*What the exercise asks*. Work through the data line by line, gathering every line that has the word "text".

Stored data

_ _ _ _ _

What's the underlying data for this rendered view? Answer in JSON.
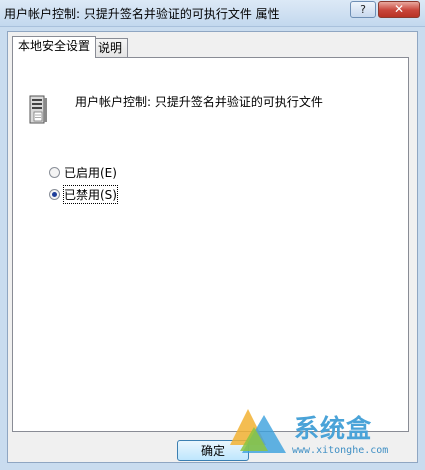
{
  "window": {
    "title": "用户帐户控制: 只提升签名并验证的可执行文件 属性",
    "help_label": "?",
    "close_label": "✕"
  },
  "tabs": [
    {
      "label": "本地安全设置",
      "active": true
    },
    {
      "label": "说明",
      "active": false
    }
  ],
  "policy": {
    "icon": "server-policy-icon",
    "title": "用户帐户控制: 只提升签名并验证的可执行文件"
  },
  "options": [
    {
      "label": "已启用(E)",
      "checked": false
    },
    {
      "label": "已禁用(S)",
      "checked": true
    }
  ],
  "buttons": {
    "ok": "确定"
  },
  "watermark": {
    "text": "系统盒",
    "url": "www.xitonghe.com"
  }
}
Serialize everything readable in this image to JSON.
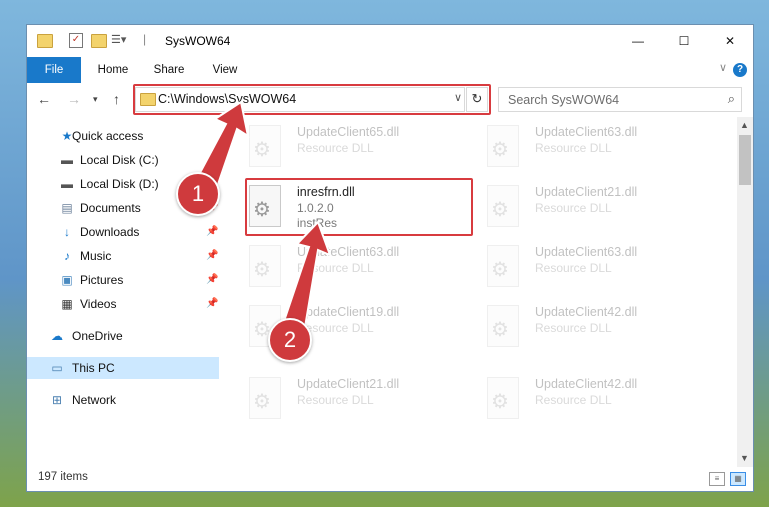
{
  "window": {
    "title": "SysWOW64",
    "controls": {
      "minimize": "—",
      "maximize": "☐",
      "close": "✕"
    }
  },
  "ribbon": {
    "tabs": [
      "File",
      "Home",
      "Share",
      "View"
    ],
    "help": "?"
  },
  "nav": {
    "path": "C:\\Windows\\SysWOW64",
    "search_placeholder": "Search SysWOW64"
  },
  "sidebar": {
    "items": [
      {
        "label": "Quick access",
        "icon": "star-icon"
      },
      {
        "label": "Local Disk (C:)",
        "icon": "drive-icon"
      },
      {
        "label": "Local Disk (D:)",
        "icon": "drive-icon"
      },
      {
        "label": "Documents",
        "icon": "documents-icon"
      },
      {
        "label": "Downloads",
        "icon": "download-icon"
      },
      {
        "label": "Music",
        "icon": "music-icon"
      },
      {
        "label": "Pictures",
        "icon": "pictures-icon"
      },
      {
        "label": "Videos",
        "icon": "videos-icon"
      },
      {
        "label": "OneDrive",
        "icon": "cloud-icon"
      },
      {
        "label": "This PC",
        "icon": "computer-icon",
        "selected": true
      },
      {
        "label": "Network",
        "icon": "network-icon"
      }
    ]
  },
  "files": [
    {
      "name": "UpdateClient65.dll",
      "desc": "Resource DLL",
      "faded": true
    },
    {
      "name": "UpdateClient63.dll",
      "desc": "Resource DLL",
      "faded": true
    },
    {
      "name": "inresfrn.dll",
      "desc": "1.0.2.0",
      "extra": "instRes",
      "faded": false,
      "highlight": true
    },
    {
      "name": "UpdateClient21.dll",
      "desc": "Resource DLL",
      "faded": true
    },
    {
      "name": "UpdateClient63.dll",
      "desc": "Resource DLL",
      "faded": true
    },
    {
      "name": "UpdateClient63.dll",
      "desc": "Resource DLL",
      "faded": true
    },
    {
      "name": "UpdateClient19.dll",
      "desc": "Resource DLL",
      "faded": true
    },
    {
      "name": "UpdateClient42.dll",
      "desc": "Resource DLL",
      "faded": true
    },
    {
      "name": "UpdateClient21.dll",
      "desc": "Resource DLL",
      "faded": true
    },
    {
      "name": "UpdateClient42.dll",
      "desc": "Resource DLL",
      "faded": true
    }
  ],
  "status": {
    "count": "197 items"
  },
  "callouts": [
    "1",
    "2"
  ],
  "colors": {
    "accent": "#1979ca",
    "highlight": "#d83b3f",
    "selected": "#cce8ff"
  }
}
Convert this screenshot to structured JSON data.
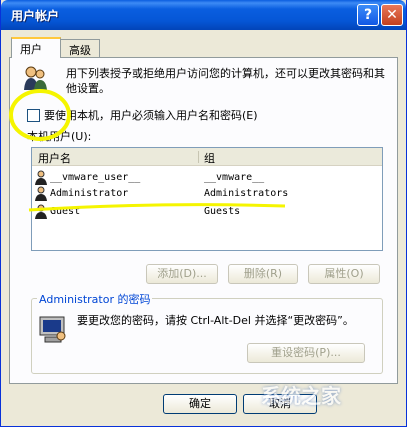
{
  "window": {
    "title": "用户帐户"
  },
  "titlebar": {
    "help_label": "?",
    "close_label": "✕"
  },
  "tabs": [
    {
      "label": "用户"
    },
    {
      "label": "高级"
    }
  ],
  "intro": {
    "text": "用下列表授予或拒绝用户访问您的计算机，还可以更改其密码和其他设置。"
  },
  "require_login": {
    "label": "要使用本机，用户必须输入用户名和密码(E)",
    "checked": false
  },
  "local_users": {
    "label": "本机用户(U):",
    "columns": [
      "用户名",
      "组"
    ],
    "rows": [
      {
        "name": "__vmware_user__",
        "group": "__vmware__"
      },
      {
        "name": "Administrator",
        "group": "Administrators"
      },
      {
        "name": "Guest",
        "group": "Guests"
      }
    ]
  },
  "actions": {
    "add_label": "添加(D)...",
    "remove_label": "删除(R)",
    "properties_label": "属性(O)"
  },
  "password_group": {
    "title": "Administrator 的密码",
    "text": "要更改您的密码，请按 Ctrl-Alt-Del 并选择“更改密码”。",
    "reset_label": "重设密码(P)..."
  },
  "dialog": {
    "ok_label": "确定",
    "cancel_label": "取消"
  },
  "watermark": {
    "text": "系统之家"
  },
  "colors": {
    "titlebar": "#0a5ee0",
    "highlight": "#f5f500",
    "panel": "#fcfcfe"
  }
}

_ _ _ _ _

*Solution to this problem*.
    "text": "系统盒",
    "text": "用下列表授予或拒绝用户访问您的计算机，还可以更改其密码和其他设置。"
    "text": "要更改您的密码，请按 Ctrl-Alt-Del 并选择“更改密码”。",
    "text": "系统之家"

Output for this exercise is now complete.